_READING PASSAGE:_
* Begin *

This isn't about being anti-DeFi. It's about the reality of how regulated businesses make decisions. When the choice is between a permissionless pool with unknowable counterparty risk and a regulated clearinghouse with documented participants, every compliance team in the world picks the clearinghouse.

The two stablecoin economies

What's emerging is effectively two parallel stablecoin economies:

The permissionless economy: Retail users, DeFi protocols, DAOs, and unregulated entities use AMMs, DEXs, and permissionless bridges. This economy values censorship resistance, composability, and open access. It tolerates source-of-funds risk because the participants either don't have compliance obligations or choose not to enforce them.

The regulated economy: Fintechs, banks, enterprises, and institutional investors use clearinghouses, OTC desks, and regulated exchanges. This economy values compliance, auditability, and counterparty certainty. It cannot tolerate source-of-funds risk because the participants' licenses depend on it.

Both economies use the same stablecoins. Both run on the same blockchains. But they route transactions through fundamentally different infrastructure because they have fundamentally different risk tolerances.

The scale implication

Here's why this matters for the future of stablecoins: most of the money is in the regulated economy.

Stablecoin volume today is roughly $200-300 billion in market cap. The global payments industry handles $1.8 quadrillion in annual volume. The next $10 trillion in stablecoin usage will come overwhelmingly from regulated entities — fintechs building payroll products, enterprises settling invoices, banks offering stablecoin savings accounts.

None of those entities will route through pools that contain sanctioned funds. None of them will accept the compliance risk of permissionless liquidity. All of them will need infrastructure that provides deterministic, fixed-price fees on payments, sends, and swaps — with a clean, documented source of funds.

This is why fintechs prefer deterministic fixed-price fees on payments, sends, and swaps, and prefer a more compliant source of capital. The clearinghouse model isn't just better execution — it's the only execution that institutional compliance teams will approve.

The uncomfortable truth

DeFi's permissionless liquidity is a feature for retail. It's a bug for institutional adoption.

* End *

_SOURCE MATERIAL:_
* Begin *

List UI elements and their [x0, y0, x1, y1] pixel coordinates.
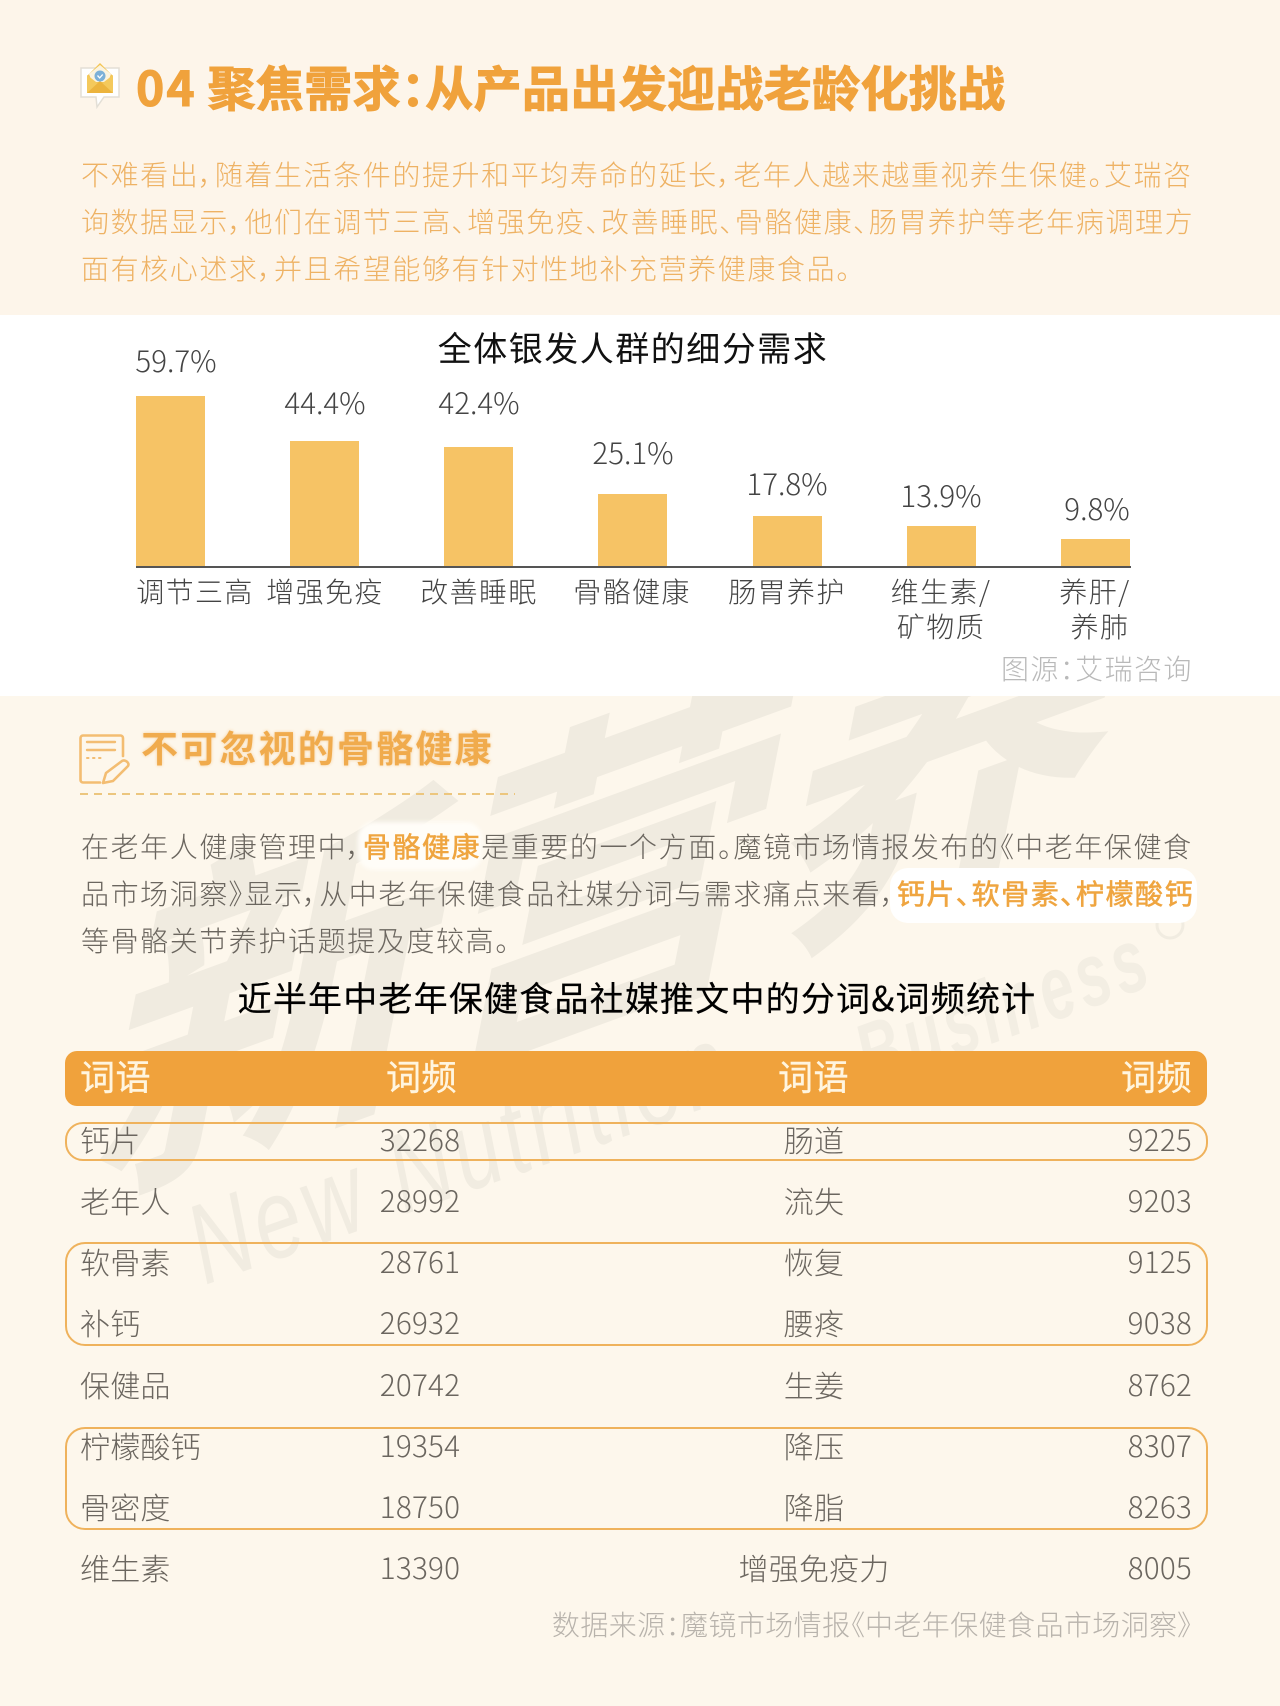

* End *

_SET TASK:_ Translate this sentence from the stablecoin article into French: "Both economies use the same stablecoins."

_RESPONSE FOR THIS EXERCISE:_ Les deux économies utilisent les mêmes stablecoins.